-- START RECORDS FOR THE TASK --

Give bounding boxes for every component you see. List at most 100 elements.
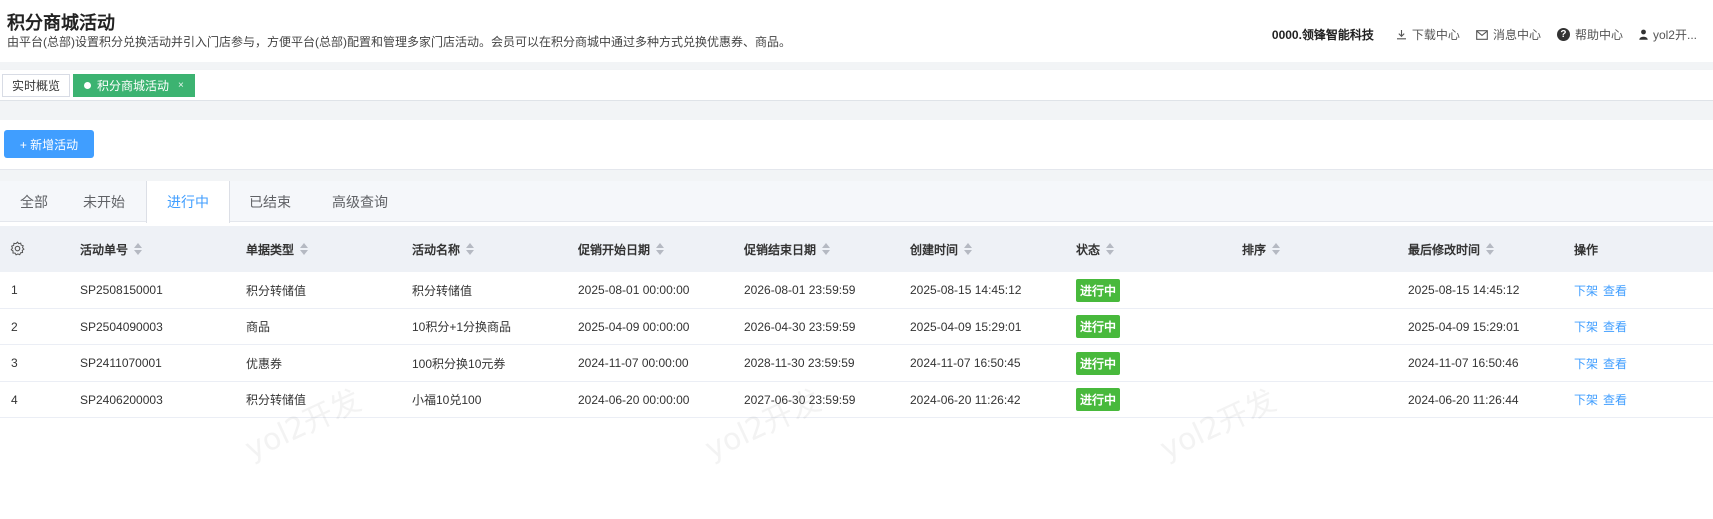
column-header-status[interactable]: 状态 <box>1076 226 1115 272</box>
take-down-link[interactable]: 下架 <box>1574 391 1598 408</box>
column-header-start-date[interactable]: 促销开始日期 <box>578 226 665 272</box>
cell-doc-type: 优惠券 <box>246 356 283 371</box>
cell-activity-name: 小福10兑100 <box>412 393 482 407</box>
separator <box>0 62 1713 70</box>
separator <box>0 170 1713 181</box>
cell-end-date: 2026-04-30 23:59:59 <box>744 319 856 334</box>
company-name[interactable]: 0000.领锋智能科技 <box>1272 26 1374 43</box>
cell-modified-time: 2025-04-09 15:29:01 <box>1408 319 1520 334</box>
take-down-link[interactable]: 下架 <box>1574 282 1598 299</box>
cell-start-date: 2024-06-20 00:00:00 <box>578 392 690 407</box>
sort-icon[interactable] <box>1486 243 1495 255</box>
cell-doc-type: 积分转储值 <box>246 393 307 407</box>
status-badge-cell: 进行中 <box>1076 309 1121 345</box>
cell-modified-time: 2024-11-07 16:50:46 <box>1408 356 1519 370</box>
row-number: 2 <box>11 319 18 334</box>
cell-activity-id: SP2504090003 <box>80 319 163 334</box>
page-title: 积分商城活动 <box>7 13 115 33</box>
table-row[interactable]: 3 SP2411070001 优惠券 100积分换10元券 2024-11-07… <box>0 345 1713 382</box>
page-header: 积分商城活动 由平台(总部)设置积分兑换活动并引入门店参与，方便平台(总部)配置… <box>0 0 1713 62</box>
cell-actions: 下架 查看 <box>1574 309 1632 345</box>
user-icon <box>1639 29 1648 40</box>
help-center-label: 帮助中心 <box>1574 28 1623 42</box>
sort-icon[interactable] <box>1272 243 1281 255</box>
sort-icon[interactable] <box>656 243 665 255</box>
gear-icon[interactable] <box>10 241 25 261</box>
message-center-link[interactable]: 消息中心 <box>1476 26 1541 43</box>
envelope-icon <box>1476 29 1488 40</box>
sort-icon[interactable] <box>300 243 309 255</box>
add-activity-button[interactable]: + 新增活动 <box>4 130 94 158</box>
question-icon: ? <box>1556 28 1570 41</box>
cell-start-date: 2025-08-01 00:00:00 <box>578 283 690 297</box>
row-number: 3 <box>11 356 18 370</box>
status-badge-cell: 进行中 <box>1076 345 1121 381</box>
view-link[interactable]: 查看 <box>1603 355 1627 372</box>
sort-icon[interactable] <box>466 243 475 255</box>
sort-icon[interactable] <box>964 243 973 255</box>
row-number: 4 <box>11 392 18 407</box>
table-row[interactable]: 2 SP2504090003 商品 10积分+1分换商品 2025-04-09 … <box>0 308 1713 345</box>
status-badge: 进行中 <box>1076 278 1121 302</box>
download-icon <box>1396 29 1407 40</box>
status-badge-cell: 进行中 <box>1076 382 1121 418</box>
cell-activity-id: SP2406200003 <box>80 392 163 407</box>
tab-not-started[interactable]: 未开始 <box>63 181 145 222</box>
column-header-activity-name[interactable]: 活动名称 <box>412 226 475 272</box>
take-down-link[interactable]: 下架 <box>1574 355 1598 372</box>
status-tabs: 全部 未开始 进行中 已结束 高级查询 <box>0 181 1713 223</box>
sort-icon[interactable] <box>1106 243 1115 255</box>
status-badge-cell: 进行中 <box>1076 272 1121 308</box>
tab-ended[interactable]: 已结束 <box>229 181 311 222</box>
cell-modified-time: 2024-06-20 11:26:44 <box>1408 392 1519 407</box>
tab-advanced-search[interactable]: 高级查询 <box>312 181 408 222</box>
tag-current-label: 积分商城活动 <box>97 79 170 93</box>
separator <box>0 101 1713 120</box>
tags-view-bar: 实时概览 积分商城活动 × <box>0 70 1713 101</box>
tag-overview[interactable]: 实时概览 <box>2 74 71 97</box>
column-header-end-date[interactable]: 促销结束日期 <box>744 226 831 272</box>
view-link[interactable]: 查看 <box>1603 282 1627 299</box>
column-header-modified-time[interactable]: 最后修改时间 <box>1408 226 1495 272</box>
column-header-activity-id[interactable]: 活动单号 <box>80 226 143 272</box>
cell-created-time: 2024-06-20 11:26:42 <box>910 392 1021 407</box>
status-badge: 进行中 <box>1076 388 1121 411</box>
view-link[interactable]: 查看 <box>1603 391 1627 408</box>
activity-table: 活动单号 单据类型 活动名称 促销开始日期 促销结束日期 创建时间 状态 排序 … <box>0 226 1713 418</box>
sort-icon[interactable] <box>822 243 831 255</box>
cell-actions: 下架 查看 <box>1574 382 1632 418</box>
cell-doc-type: 商品 <box>246 320 271 334</box>
column-header-created-time[interactable]: 创建时间 <box>910 226 973 272</box>
cell-end-date: 2026-08-01 23:59:59 <box>744 283 856 297</box>
download-center-label: 下载中心 <box>1411 28 1460 42</box>
action-bar: + 新增活动 <box>0 120 1713 170</box>
view-link[interactable]: 查看 <box>1603 318 1627 335</box>
column-header-sort-order[interactable]: 排序 <box>1242 226 1281 272</box>
tag-points-mall-activity[interactable]: 积分商城活动 × <box>73 74 195 97</box>
take-down-link[interactable]: 下架 <box>1574 318 1598 335</box>
status-badge: 进行中 <box>1076 351 1121 375</box>
active-dot-icon <box>84 82 91 89</box>
cell-end-date: 2027-06-30 23:59:59 <box>744 392 856 407</box>
table-header: 活动单号 单据类型 活动名称 促销开始日期 促销结束日期 创建时间 状态 排序 … <box>0 226 1713 272</box>
cell-end-date: 2028-11-30 23:59:59 <box>744 356 855 370</box>
tab-all[interactable]: 全部 <box>0 181 68 222</box>
help-center-link[interactable]: ? 帮助中心 <box>1556 26 1623 43</box>
header-toolbar: 0000.领锋智能科技 下载中心 消息中心 ? 帮助中心 yol2开... <box>1272 26 1697 43</box>
user-menu[interactable]: yol2开... <box>1639 26 1697 43</box>
table-row[interactable]: 4 SP2406200003 积分转储值 小福10兑100 2024-06-20… <box>0 381 1713 418</box>
cell-start-date: 2025-04-09 00:00:00 <box>578 319 690 334</box>
table-row[interactable]: 1 SP2508150001 积分转储值 积分转储值 2025-08-01 00… <box>0 272 1713 309</box>
column-header-doc-type[interactable]: 单据类型 <box>246 226 309 272</box>
download-center-link[interactable]: 下载中心 <box>1396 26 1460 43</box>
sort-icon[interactable] <box>134 243 143 255</box>
cell-doc-type: 积分转储值 <box>246 283 307 298</box>
cell-start-date: 2024-11-07 00:00:00 <box>578 356 689 370</box>
user-name: yol2开... <box>1652 28 1697 42</box>
cell-created-time: 2025-08-15 14:45:12 <box>910 283 1022 297</box>
close-icon[interactable]: × <box>178 80 184 91</box>
tab-in-progress[interactable]: 进行中 <box>146 181 230 223</box>
cell-activity-id: SP2508150001 <box>80 283 163 297</box>
cell-activity-name: 积分转储值 <box>412 283 473 298</box>
page-description: 由平台(总部)设置积分兑换活动并引入门店参与，方便平台(总部)配置和管理多家门店… <box>7 35 791 49</box>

-- END RECORDS FOR THE TASK --

*WRITTEN TASK*:
Output the lines of the layout records as a numbered list with blank lines left out, starting at the line that contains "column-header-status[interactable]: 状态 <box>1076" and stopping after the line that contains "cell-modified-time: 2024-11-07 16:50:46".

*RESULT OF THIS EXERCISE*:
1. column-header-status[interactable]: 状态 <box>1076 226 1115 272</box>
2. take-down-link[interactable]: 下架 <box>1574 391 1598 408</box>
3. column-header-start-date[interactable]: 促销开始日期 <box>578 226 665 272</box>
4. cell-doc-type: 优惠券 <box>246 356 283 371</box>
5. cell-activity-name: 小福10兑100 <box>412 393 482 407</box>
6. separator <box>0 62 1713 70</box>
7. separator <box>0 170 1713 181</box>
8. cell-end-date: 2026-04-30 23:59:59 <box>744 319 856 334</box>
9. company-name[interactable]: 0000.领锋智能科技 <box>1272 26 1374 43</box>
10. cell-modified-time: 2025-04-09 15:29:01 <box>1408 319 1520 334</box>
11. take-down-link[interactable]: 下架 <box>1574 282 1598 299</box>
12. cell-start-date: 2024-06-20 00:00:00 <box>578 392 690 407</box>
13. sort-icon[interactable] <box>1486 243 1495 255</box>
14. cell-doc-type: 积分转储值 <box>246 393 307 407</box>
15. status-badge-cell: 进行中 <box>1076 309 1121 345</box>
16. cell-modified-time: 2024-11-07 16:50:46 <box>1408 356 1519 370</box>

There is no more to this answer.